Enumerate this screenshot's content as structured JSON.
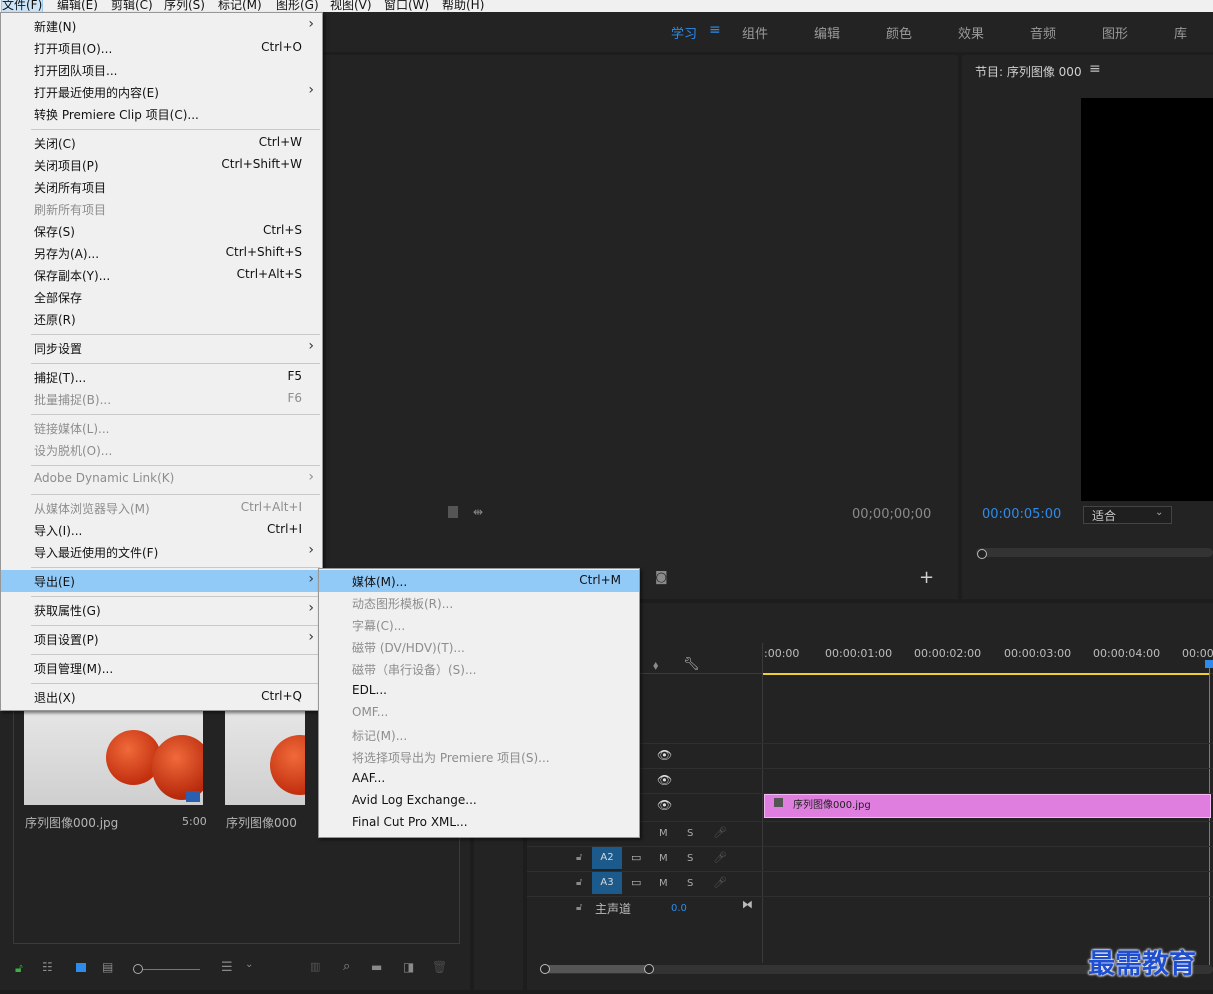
{
  "menubar": {
    "items": [
      "文件(F)",
      "编辑(E)",
      "剪辑(C)",
      "序列(S)",
      "标记(M)",
      "图形(G)",
      "视图(V)",
      "窗口(W)",
      "帮助(H)"
    ]
  },
  "workspaces": [
    "学习",
    "组件",
    "编辑",
    "颜色",
    "效果",
    "音频",
    "图形",
    "库"
  ],
  "source_monitor": {
    "timecode": "00;00;00;00"
  },
  "program_monitor": {
    "title": "节目: 序列图像 000",
    "timecode": "00:00:05:00",
    "zoom": "适合"
  },
  "project": {
    "items": [
      {
        "name": "序列图像000.jpg",
        "duration": "5:00"
      },
      {
        "name": "序列图像000",
        "duration": ""
      }
    ]
  },
  "timeline": {
    "ruler": [
      ":00:00",
      "00:00:01:00",
      "00:00:02:00",
      "00:00:03:00",
      "00:00:04:00",
      "00:00"
    ],
    "clip_name": "序列图像000.jpg",
    "audio_tracks": [
      "A2",
      "A3"
    ],
    "master_label": "主声道",
    "master_value": "0.0",
    "track_m": "M",
    "track_s": "S"
  },
  "file_menu": {
    "items": [
      {
        "label": "新建(N)",
        "shortcut": "",
        "submenu": true,
        "disabled": false
      },
      {
        "label": "打开项目(O)...",
        "shortcut": "Ctrl+O",
        "submenu": false,
        "disabled": false
      },
      {
        "label": "打开团队项目...",
        "shortcut": "",
        "submenu": false,
        "disabled": false
      },
      {
        "label": "打开最近使用的内容(E)",
        "shortcut": "",
        "submenu": true,
        "disabled": false
      },
      {
        "label": "转换 Premiere Clip 项目(C)...",
        "shortcut": "",
        "submenu": false,
        "disabled": false
      },
      {
        "label": "关闭(C)",
        "shortcut": "Ctrl+W",
        "submenu": false,
        "disabled": false
      },
      {
        "label": "关闭项目(P)",
        "shortcut": "Ctrl+Shift+W",
        "submenu": false,
        "disabled": false
      },
      {
        "label": "关闭所有项目",
        "shortcut": "",
        "submenu": false,
        "disabled": false
      },
      {
        "label": "刷新所有项目",
        "shortcut": "",
        "submenu": false,
        "disabled": true
      },
      {
        "label": "保存(S)",
        "shortcut": "Ctrl+S",
        "submenu": false,
        "disabled": false
      },
      {
        "label": "另存为(A)...",
        "shortcut": "Ctrl+Shift+S",
        "submenu": false,
        "disabled": false
      },
      {
        "label": "保存副本(Y)...",
        "shortcut": "Ctrl+Alt+S",
        "submenu": false,
        "disabled": false
      },
      {
        "label": "全部保存",
        "shortcut": "",
        "submenu": false,
        "disabled": false
      },
      {
        "label": "还原(R)",
        "shortcut": "",
        "submenu": false,
        "disabled": false
      },
      {
        "label": "同步设置",
        "shortcut": "",
        "submenu": true,
        "disabled": false
      },
      {
        "label": "捕捉(T)...",
        "shortcut": "F5",
        "submenu": false,
        "disabled": false
      },
      {
        "label": "批量捕捉(B)...",
        "shortcut": "F6",
        "submenu": false,
        "disabled": true
      },
      {
        "label": "链接媒体(L)...",
        "shortcut": "",
        "submenu": false,
        "disabled": true
      },
      {
        "label": "设为脱机(O)...",
        "shortcut": "",
        "submenu": false,
        "disabled": true
      },
      {
        "label": "Adobe Dynamic Link(K)",
        "shortcut": "",
        "submenu": true,
        "disabled": true
      },
      {
        "label": "从媒体浏览器导入(M)",
        "shortcut": "Ctrl+Alt+I",
        "submenu": false,
        "disabled": true
      },
      {
        "label": "导入(I)...",
        "shortcut": "Ctrl+I",
        "submenu": false,
        "disabled": false
      },
      {
        "label": "导入最近使用的文件(F)",
        "shortcut": "",
        "submenu": true,
        "disabled": false
      },
      {
        "label": "导出(E)",
        "shortcut": "",
        "submenu": true,
        "disabled": false
      },
      {
        "label": "获取属性(G)",
        "shortcut": "",
        "submenu": true,
        "disabled": false
      },
      {
        "label": "项目设置(P)",
        "shortcut": "",
        "submenu": true,
        "disabled": false
      },
      {
        "label": "项目管理(M)...",
        "shortcut": "",
        "submenu": false,
        "disabled": false
      },
      {
        "label": "退出(X)",
        "shortcut": "Ctrl+Q",
        "submenu": false,
        "disabled": false
      }
    ]
  },
  "export_submenu": {
    "items": [
      {
        "label": "媒体(M)...",
        "shortcut": "Ctrl+M",
        "disabled": false
      },
      {
        "label": "动态图形模板(R)...",
        "shortcut": "",
        "disabled": true
      },
      {
        "label": "字幕(C)...",
        "shortcut": "",
        "disabled": true
      },
      {
        "label": "磁带 (DV/HDV)(T)...",
        "shortcut": "",
        "disabled": true
      },
      {
        "label": "磁带（串行设备）(S)...",
        "shortcut": "",
        "disabled": true
      },
      {
        "label": "EDL...",
        "shortcut": "",
        "disabled": false
      },
      {
        "label": "OMF...",
        "shortcut": "",
        "disabled": true
      },
      {
        "label": "标记(M)...",
        "shortcut": "",
        "disabled": true
      },
      {
        "label": "将选择项导出为 Premiere 项目(S)...",
        "shortcut": "",
        "disabled": true
      },
      {
        "label": "AAF...",
        "shortcut": "",
        "disabled": false
      },
      {
        "label": "Avid Log Exchange...",
        "shortcut": "",
        "disabled": false
      },
      {
        "label": "Final Cut Pro XML...",
        "shortcut": "",
        "disabled": false
      }
    ]
  },
  "watermark": "最需教育",
  "colors": {
    "accent": "#2d8ceb",
    "clip": "#e07ee0",
    "highlight": "#91c9f7",
    "playhead": "#f0d030"
  }
}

******

→ **WHAT YOU SHOULD DO**:
Copy each line above where the string "Ctrl" occurs.

→ **OUTPUT**:
        "shortcut": "Ctrl+O",
        "shortcut": "Ctrl+W",
        "shortcut": "Ctrl+Shift+W",
        "shortcut": "Ctrl+S",
        "shortcut": "Ctrl+Shift+S",
        "shortcut": "Ctrl+Alt+S",
        "shortcut": "Ctrl+Alt+I",
        "shortcut": "Ctrl+I",
        "shortcut": "Ctrl+Q",
        "shortcut": "Ctrl+M",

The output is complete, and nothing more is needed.